Data

######

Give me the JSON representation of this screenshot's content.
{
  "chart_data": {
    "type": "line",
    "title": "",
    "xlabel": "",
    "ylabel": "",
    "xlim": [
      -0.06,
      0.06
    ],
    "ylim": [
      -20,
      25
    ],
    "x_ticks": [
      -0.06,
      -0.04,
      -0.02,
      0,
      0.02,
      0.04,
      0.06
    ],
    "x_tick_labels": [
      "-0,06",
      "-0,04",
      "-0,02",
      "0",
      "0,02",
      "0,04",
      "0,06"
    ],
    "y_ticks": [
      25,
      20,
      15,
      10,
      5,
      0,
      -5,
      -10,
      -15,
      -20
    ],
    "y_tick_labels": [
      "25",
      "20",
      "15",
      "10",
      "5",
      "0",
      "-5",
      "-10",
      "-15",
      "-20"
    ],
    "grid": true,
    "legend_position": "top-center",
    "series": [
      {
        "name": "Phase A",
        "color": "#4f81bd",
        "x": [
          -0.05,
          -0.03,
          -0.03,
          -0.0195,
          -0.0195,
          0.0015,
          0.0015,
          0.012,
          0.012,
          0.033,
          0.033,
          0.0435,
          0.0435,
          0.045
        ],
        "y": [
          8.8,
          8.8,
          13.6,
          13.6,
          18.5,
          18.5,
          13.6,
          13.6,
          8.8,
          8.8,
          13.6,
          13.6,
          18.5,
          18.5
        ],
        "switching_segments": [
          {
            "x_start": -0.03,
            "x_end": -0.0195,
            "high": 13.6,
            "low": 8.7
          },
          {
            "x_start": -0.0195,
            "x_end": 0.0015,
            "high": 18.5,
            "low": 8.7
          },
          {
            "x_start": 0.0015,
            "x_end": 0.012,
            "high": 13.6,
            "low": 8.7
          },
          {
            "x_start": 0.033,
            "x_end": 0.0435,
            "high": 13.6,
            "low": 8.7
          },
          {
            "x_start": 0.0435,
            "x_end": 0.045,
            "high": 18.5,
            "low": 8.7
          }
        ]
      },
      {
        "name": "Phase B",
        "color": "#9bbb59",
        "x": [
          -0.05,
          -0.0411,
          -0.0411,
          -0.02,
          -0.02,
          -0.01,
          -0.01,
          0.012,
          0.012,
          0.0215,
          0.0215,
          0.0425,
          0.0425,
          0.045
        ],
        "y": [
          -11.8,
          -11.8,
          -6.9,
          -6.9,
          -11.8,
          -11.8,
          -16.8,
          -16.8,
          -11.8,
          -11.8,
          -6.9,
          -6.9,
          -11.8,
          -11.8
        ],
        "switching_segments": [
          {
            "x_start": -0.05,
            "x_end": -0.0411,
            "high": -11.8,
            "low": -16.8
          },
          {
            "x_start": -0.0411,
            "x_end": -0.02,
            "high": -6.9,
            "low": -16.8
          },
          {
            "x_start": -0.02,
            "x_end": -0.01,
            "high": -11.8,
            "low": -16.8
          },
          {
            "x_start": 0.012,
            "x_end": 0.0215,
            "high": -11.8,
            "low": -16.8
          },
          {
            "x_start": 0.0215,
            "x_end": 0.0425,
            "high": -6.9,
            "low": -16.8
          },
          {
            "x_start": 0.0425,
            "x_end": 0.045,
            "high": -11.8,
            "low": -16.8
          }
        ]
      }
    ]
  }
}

######

Short task
Write out every entry again, keeping each line exactly the same.

Worked solution
Give me the JSON representation of this screenshot's content.
{
  "chart_data": {
    "type": "line",
    "title": "",
    "xlabel": "",
    "ylabel": "",
    "xlim": [
      -0.06,
      0.06
    ],
    "ylim": [
      -20,
      25
    ],
    "x_ticks": [
      -0.06,
      -0.04,
      -0.02,
      0,
      0.02,
      0.04,
      0.06
    ],
    "x_tick_labels": [
      "-0,06",
      "-0,04",
      "-0,02",
      "0",
      "0,02",
      "0,04",
      "0,06"
    ],
    "y_ticks": [
      25,
      20,
      15,
      10,
      5,
      0,
      -5,
      -10,
      -15,
      -20
    ],
    "y_tick_labels": [
      "25",
      "20",
      "15",
      "10",
      "5",
      "0",
      "-5",
      "-10",
      "-15",
      "-20"
    ],
    "grid": true,
    "legend_position": "top-center",
    "series": [
      {
        "name": "Phase A",
        "color": "#4f81bd",
        "x": [
          -0.05,
          -0.03,
          -0.03,
          -0.0195,
          -0.0195,
          0.0015,
          0.0015,
          0.012,
          0.012,
          0.033,
          0.033,
          0.0435,
          0.0435,
          0.045
        ],
        "y": [
          8.8,
          8.8,
          13.6,
          13.6,
          18.5,
          18.5,
          13.6,
          13.6,
          8.8,
          8.8,
          13.6,
          13.6,
          18.5,
          18.5
        ],
        "switching_segments": [
          {
            "x_start": -0.03,
            "x_end": -0.0195,
            "high": 13.6,
            "low": 8.7
          },
          {
            "x_start": -0.0195,
            "x_end": 0.0015,
            "high": 18.5,
            "low": 8.7
          },
          {
            "x_start": 0.0015,
            "x_end": 0.012,
            "high": 13.6,
            "low": 8.7
          },
          {
            "x_start": 0.033,
            "x_end": 0.0435,
            "high": 13.6,
            "low": 8.7
          },
          {
            "x_start": 0.0435,
            "x_end": 0.045,
            "high": 18.5,
            "low": 8.7
          }
        ]
      },
      {
        "name": "Phase B",
        "color": "#9bbb59",
        "x": [
          -0.05,
          -0.0411,
          -0.0411,
          -0.02,
          -0.02,
          -0.01,
          -0.01,
          0.012,
          0.012,
          0.0215,
          0.0215,
          0.0425,
          0.0425,
          0.045
        ],
        "y": [
          -11.8,
          -11.8,
          -6.9,
          -6.9,
          -11.8,
          -11.8,
          -16.8,
          -16.8,
          -11.8,
          -11.8,
          -6.9,
          -6.9,
          -11.8,
          -11.8
        ],
        "switching_segments": [
          {
            "x_start": -0.05,
            "x_end": -0.0411,
            "high": -11.8,
            "low": -16.8
          },
          {
            "x_start": -0.0411,
            "x_end": -0.02,
            "high": -6.9,
            "low": -16.8
          },
          {
            "x_start": -0.02,
            "x_end": -0.01,
            "high": -11.8,
            "low": -16.8
          },
          {
            "x_start": 0.012,
            "x_end": 0.0215,
            "high": -11.8,
            "low": -16.8
          },
          {
            "x_start": 0.0215,
            "x_end": 0.0425,
            "high": -6.9,
            "low": -16.8
          },
          {
            "x_start": 0.0425,
            "x_end": 0.045,
            "high": -11.8,
            "low": -16.8
          }
        ]
      }
    ]
  }
}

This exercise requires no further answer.